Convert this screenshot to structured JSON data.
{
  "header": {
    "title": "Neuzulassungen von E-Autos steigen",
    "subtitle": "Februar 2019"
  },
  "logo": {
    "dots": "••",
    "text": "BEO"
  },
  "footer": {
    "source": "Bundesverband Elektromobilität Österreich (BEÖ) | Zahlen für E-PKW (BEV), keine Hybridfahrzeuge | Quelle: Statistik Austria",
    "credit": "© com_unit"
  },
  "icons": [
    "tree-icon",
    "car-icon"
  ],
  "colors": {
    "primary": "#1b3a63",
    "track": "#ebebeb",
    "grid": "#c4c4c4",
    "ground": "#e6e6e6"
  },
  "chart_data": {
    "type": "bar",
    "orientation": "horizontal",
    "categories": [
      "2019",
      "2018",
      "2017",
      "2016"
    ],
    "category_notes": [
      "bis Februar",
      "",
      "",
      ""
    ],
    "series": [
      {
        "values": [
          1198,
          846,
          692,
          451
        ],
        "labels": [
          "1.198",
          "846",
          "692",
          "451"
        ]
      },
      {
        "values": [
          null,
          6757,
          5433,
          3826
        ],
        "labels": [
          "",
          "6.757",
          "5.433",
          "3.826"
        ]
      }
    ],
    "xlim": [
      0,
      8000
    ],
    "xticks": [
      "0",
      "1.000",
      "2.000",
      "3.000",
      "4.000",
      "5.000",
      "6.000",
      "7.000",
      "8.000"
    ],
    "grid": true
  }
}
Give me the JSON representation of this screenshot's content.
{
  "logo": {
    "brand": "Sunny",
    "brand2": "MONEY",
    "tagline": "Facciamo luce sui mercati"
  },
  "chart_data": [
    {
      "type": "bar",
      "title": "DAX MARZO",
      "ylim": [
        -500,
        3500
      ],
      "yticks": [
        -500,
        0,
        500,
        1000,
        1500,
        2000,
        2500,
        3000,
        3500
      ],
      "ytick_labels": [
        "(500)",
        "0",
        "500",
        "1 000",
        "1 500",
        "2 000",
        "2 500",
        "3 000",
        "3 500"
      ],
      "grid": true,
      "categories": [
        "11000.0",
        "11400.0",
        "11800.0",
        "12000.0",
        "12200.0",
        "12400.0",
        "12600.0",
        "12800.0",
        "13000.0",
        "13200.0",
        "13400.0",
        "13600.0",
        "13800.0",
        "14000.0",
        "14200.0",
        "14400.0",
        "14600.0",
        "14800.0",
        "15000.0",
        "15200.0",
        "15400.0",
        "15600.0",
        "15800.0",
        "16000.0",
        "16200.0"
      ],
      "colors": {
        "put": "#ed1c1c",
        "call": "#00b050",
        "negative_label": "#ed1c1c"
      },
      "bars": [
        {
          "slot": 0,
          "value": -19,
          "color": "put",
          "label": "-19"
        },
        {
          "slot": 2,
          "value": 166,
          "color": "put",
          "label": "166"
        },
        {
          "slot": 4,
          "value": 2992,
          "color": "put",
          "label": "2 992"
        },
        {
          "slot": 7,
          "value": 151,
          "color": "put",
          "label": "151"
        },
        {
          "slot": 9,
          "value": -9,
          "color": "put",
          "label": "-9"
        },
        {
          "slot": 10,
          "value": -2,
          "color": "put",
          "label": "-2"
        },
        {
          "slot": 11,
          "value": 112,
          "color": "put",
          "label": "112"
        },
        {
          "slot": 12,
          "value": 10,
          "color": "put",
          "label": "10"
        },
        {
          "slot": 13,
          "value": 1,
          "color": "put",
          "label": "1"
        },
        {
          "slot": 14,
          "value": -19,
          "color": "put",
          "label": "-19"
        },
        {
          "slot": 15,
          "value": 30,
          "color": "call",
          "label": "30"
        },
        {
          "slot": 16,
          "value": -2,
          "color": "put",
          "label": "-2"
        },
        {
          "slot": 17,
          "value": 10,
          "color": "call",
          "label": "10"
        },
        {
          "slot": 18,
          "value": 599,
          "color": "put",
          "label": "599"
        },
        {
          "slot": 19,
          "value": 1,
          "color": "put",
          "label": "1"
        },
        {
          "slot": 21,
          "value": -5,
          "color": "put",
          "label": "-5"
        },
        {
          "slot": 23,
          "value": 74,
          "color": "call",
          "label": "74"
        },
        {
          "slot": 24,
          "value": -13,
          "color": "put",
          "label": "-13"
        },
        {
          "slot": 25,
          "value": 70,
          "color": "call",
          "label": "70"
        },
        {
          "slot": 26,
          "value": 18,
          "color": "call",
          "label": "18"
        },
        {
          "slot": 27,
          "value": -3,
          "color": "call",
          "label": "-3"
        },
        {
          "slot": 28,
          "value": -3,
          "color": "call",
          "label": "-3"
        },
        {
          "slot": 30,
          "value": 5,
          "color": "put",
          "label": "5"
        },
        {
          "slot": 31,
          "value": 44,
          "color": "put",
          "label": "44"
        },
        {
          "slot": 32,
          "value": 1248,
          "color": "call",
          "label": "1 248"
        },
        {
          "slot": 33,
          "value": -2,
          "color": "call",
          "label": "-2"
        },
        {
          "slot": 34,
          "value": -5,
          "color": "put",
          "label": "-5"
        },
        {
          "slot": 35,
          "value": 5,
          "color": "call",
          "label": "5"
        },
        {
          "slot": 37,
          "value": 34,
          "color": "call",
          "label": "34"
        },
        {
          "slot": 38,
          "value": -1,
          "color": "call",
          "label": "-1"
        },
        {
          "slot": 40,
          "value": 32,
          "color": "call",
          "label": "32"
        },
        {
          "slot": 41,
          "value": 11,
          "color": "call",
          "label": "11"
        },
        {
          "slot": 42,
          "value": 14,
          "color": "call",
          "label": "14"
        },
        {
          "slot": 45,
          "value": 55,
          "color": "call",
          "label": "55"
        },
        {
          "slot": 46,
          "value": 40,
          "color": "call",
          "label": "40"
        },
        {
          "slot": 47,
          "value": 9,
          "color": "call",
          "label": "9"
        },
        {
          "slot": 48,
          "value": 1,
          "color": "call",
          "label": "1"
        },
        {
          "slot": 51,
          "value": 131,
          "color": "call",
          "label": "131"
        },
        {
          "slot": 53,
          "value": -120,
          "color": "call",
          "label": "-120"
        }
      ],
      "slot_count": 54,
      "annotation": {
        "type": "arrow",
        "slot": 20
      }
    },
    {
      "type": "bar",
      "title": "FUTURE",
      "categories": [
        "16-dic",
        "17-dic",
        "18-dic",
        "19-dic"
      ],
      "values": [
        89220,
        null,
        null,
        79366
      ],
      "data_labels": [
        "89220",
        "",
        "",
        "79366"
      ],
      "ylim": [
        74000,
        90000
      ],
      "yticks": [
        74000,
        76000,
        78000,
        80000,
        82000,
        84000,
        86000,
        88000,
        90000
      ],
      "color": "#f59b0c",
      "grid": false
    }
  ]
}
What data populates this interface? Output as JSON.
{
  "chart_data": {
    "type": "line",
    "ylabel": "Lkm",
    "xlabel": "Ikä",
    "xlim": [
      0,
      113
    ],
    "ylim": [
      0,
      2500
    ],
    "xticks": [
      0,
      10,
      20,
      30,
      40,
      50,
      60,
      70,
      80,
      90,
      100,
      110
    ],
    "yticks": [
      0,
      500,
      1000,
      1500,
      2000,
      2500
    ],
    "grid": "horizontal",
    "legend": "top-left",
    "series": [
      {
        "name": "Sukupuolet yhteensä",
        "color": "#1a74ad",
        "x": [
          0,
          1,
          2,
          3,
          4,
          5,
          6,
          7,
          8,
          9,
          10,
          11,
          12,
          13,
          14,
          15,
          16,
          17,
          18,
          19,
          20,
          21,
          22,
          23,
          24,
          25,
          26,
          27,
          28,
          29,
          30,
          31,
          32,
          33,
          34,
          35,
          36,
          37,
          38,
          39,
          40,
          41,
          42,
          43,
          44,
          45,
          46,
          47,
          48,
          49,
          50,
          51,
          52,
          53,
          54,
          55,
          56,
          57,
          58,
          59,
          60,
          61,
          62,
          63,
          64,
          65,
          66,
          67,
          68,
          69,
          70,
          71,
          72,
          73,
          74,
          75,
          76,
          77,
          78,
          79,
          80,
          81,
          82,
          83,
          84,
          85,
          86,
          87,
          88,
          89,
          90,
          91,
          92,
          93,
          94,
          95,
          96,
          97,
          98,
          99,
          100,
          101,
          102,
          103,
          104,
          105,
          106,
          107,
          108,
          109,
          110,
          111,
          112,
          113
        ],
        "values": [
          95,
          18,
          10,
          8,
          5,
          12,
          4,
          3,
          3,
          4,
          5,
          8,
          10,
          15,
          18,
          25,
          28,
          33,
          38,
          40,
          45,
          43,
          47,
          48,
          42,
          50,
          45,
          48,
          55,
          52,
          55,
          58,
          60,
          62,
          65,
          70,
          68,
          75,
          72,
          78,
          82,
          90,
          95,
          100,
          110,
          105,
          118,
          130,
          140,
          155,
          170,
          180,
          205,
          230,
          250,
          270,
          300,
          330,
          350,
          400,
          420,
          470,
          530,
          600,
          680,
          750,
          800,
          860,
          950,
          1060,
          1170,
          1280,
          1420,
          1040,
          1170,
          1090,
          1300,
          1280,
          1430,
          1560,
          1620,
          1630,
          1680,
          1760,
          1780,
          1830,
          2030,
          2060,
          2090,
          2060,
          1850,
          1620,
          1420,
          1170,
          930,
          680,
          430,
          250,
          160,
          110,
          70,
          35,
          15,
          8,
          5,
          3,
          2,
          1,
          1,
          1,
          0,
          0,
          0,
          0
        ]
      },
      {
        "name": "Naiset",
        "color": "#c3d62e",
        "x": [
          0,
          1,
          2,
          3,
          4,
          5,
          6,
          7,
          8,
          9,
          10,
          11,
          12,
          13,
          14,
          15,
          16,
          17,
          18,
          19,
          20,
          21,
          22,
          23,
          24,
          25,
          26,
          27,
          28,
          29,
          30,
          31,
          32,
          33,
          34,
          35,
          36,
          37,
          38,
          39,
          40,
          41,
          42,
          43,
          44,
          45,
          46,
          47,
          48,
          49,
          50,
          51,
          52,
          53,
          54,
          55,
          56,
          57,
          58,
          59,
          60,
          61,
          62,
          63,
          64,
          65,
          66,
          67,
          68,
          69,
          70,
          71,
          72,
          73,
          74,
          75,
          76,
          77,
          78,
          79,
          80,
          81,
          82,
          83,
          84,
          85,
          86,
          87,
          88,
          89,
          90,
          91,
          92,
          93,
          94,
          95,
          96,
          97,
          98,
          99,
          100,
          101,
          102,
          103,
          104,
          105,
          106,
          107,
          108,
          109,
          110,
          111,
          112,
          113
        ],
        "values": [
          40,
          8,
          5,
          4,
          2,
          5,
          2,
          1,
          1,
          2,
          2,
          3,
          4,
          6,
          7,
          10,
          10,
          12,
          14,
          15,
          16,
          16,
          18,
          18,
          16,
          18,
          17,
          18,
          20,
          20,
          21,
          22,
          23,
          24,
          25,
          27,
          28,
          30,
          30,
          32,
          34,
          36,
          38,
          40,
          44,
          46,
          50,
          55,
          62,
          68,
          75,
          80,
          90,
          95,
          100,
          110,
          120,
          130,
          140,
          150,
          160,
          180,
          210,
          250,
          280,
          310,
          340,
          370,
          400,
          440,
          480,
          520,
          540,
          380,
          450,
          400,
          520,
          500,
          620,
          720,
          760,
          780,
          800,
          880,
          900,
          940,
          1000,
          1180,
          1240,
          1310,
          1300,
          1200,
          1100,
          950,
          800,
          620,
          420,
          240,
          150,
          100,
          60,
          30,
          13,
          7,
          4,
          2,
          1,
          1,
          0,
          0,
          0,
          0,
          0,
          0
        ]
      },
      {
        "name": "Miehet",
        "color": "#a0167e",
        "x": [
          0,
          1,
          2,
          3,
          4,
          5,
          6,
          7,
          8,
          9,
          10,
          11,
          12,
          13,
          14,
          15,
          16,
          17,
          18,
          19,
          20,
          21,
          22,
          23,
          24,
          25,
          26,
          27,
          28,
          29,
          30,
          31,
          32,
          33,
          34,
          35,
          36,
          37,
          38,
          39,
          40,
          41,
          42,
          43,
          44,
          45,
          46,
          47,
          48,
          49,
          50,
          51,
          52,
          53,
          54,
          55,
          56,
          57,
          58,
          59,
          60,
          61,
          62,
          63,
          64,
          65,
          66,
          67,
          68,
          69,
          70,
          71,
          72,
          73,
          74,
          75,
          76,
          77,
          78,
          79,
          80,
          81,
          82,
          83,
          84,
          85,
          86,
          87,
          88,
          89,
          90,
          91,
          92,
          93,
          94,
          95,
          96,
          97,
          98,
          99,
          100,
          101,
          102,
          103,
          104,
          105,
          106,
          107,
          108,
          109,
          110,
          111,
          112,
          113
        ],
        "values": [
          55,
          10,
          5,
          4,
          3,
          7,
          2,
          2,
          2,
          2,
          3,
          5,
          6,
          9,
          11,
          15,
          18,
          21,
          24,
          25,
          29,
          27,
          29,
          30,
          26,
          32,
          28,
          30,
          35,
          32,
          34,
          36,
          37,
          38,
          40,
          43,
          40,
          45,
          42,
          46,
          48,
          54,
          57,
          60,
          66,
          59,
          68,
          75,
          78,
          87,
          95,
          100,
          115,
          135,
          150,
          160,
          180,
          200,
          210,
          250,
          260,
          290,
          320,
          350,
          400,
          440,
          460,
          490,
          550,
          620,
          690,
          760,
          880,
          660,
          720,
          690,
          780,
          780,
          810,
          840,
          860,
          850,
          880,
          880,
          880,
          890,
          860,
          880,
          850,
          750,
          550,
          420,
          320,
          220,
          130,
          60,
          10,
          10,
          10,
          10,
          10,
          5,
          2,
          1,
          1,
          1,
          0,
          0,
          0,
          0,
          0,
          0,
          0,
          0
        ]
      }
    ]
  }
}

Task statement: Count the lines above that contain the word "type", and reply with only that number.

Result: 5